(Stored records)
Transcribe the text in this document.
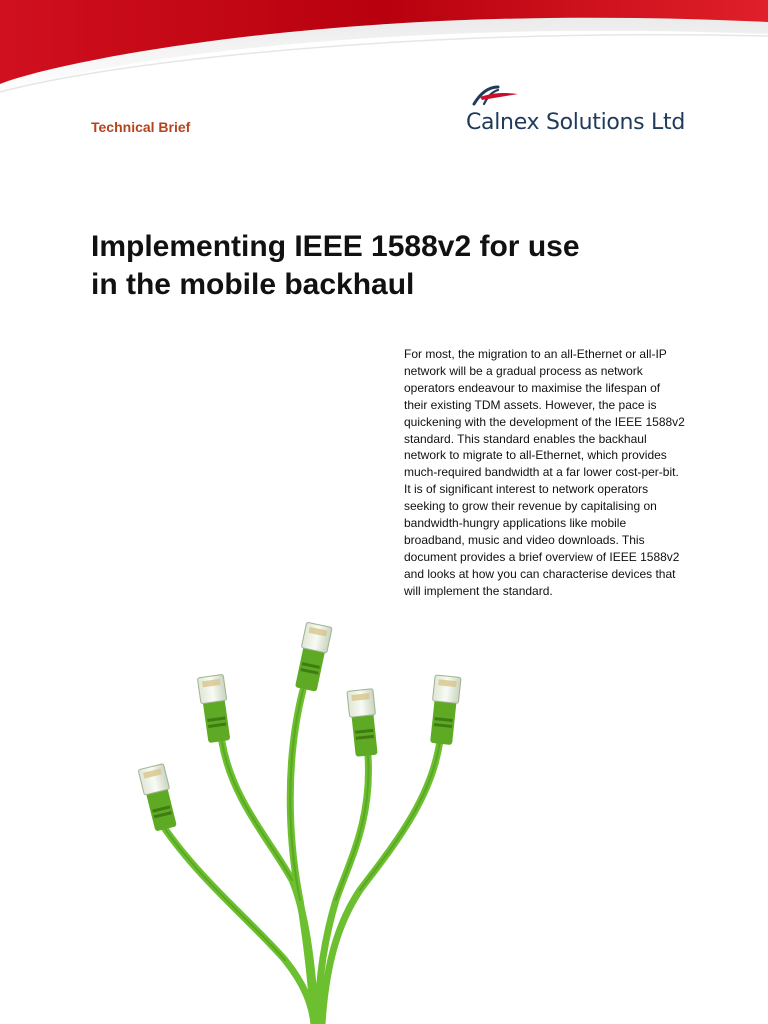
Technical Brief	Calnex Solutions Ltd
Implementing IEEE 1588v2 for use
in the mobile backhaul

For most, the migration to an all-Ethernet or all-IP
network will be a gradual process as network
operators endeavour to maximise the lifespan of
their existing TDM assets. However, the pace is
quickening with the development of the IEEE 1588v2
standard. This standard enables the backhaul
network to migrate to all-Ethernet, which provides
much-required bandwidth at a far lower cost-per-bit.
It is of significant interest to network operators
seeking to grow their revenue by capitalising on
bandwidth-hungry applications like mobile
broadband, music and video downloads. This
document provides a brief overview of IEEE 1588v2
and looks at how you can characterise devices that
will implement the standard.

**STATED EXERCISE**
Print the records word for word and exclude any picture they hold.

**THE ANSWER**
Transcribe the text in this document.
Technical Brief	Calnex Solutions Ltd
Implementing IEEE 1588v2 for use
in the mobile backhaul

For most, the migration to an all-Ethernet or all-IP
network will be a gradual process as network
operators endeavour to maximise the lifespan of
their existing TDM assets. However, the pace is
quickening with the development of the IEEE 1588v2
standard. This standard enables the backhaul
network to migrate to all-Ethernet, which provides
much-required bandwidth at a far lower cost-per-bit.
It is of significant interest to network operators
seeking to grow their revenue by capitalising on
bandwidth-hungry applications like mobile
broadband, music and video downloads. This
document provides a brief overview of IEEE 1588v2
and looks at how you can characterise devices that
will implement the standard.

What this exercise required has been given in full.